◆ **Set exercise**
Select all lines in the records that include "JSON".

Figure record extracts:
※
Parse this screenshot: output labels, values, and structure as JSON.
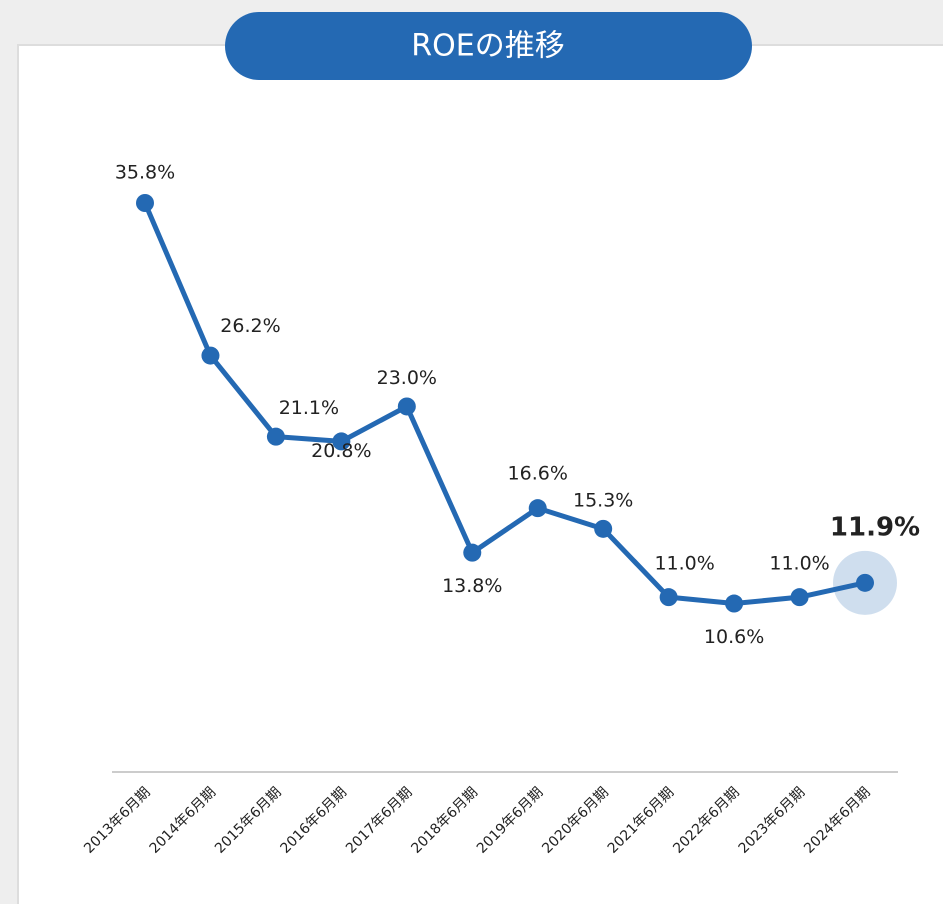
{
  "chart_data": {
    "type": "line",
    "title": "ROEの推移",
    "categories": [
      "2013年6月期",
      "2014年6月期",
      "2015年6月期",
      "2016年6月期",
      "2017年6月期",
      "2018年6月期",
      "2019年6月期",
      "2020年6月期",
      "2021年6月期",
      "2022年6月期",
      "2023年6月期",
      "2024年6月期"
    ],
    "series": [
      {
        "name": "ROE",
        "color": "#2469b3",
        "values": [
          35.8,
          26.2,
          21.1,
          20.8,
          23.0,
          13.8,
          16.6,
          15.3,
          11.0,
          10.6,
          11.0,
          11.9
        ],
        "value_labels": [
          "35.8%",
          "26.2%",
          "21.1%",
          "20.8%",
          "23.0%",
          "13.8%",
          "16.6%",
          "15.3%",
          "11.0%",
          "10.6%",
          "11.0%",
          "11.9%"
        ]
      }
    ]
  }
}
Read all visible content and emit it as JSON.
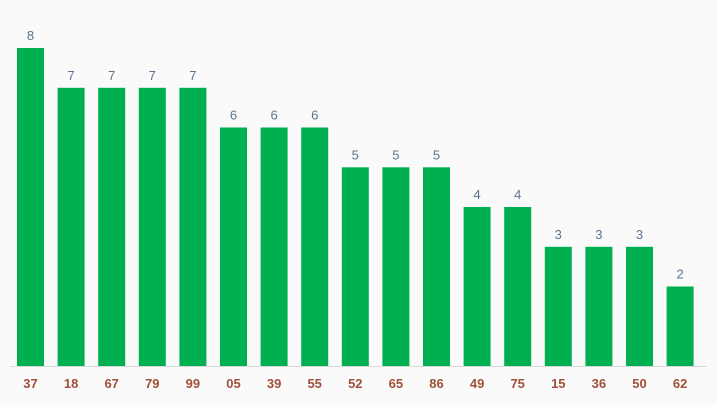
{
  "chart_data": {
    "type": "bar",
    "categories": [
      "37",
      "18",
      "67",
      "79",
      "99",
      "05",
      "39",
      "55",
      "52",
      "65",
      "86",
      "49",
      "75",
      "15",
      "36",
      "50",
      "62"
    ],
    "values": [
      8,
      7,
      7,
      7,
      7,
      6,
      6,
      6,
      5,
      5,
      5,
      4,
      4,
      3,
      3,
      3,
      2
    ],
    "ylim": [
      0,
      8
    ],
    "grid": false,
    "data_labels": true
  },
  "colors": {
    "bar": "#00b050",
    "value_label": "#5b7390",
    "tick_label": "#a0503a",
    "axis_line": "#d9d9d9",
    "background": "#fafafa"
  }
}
※
◆ **Answer to this problem**
Parse this screenshot: output labels, values, and structure as JSON.
Read all visible content and emit it as JSON.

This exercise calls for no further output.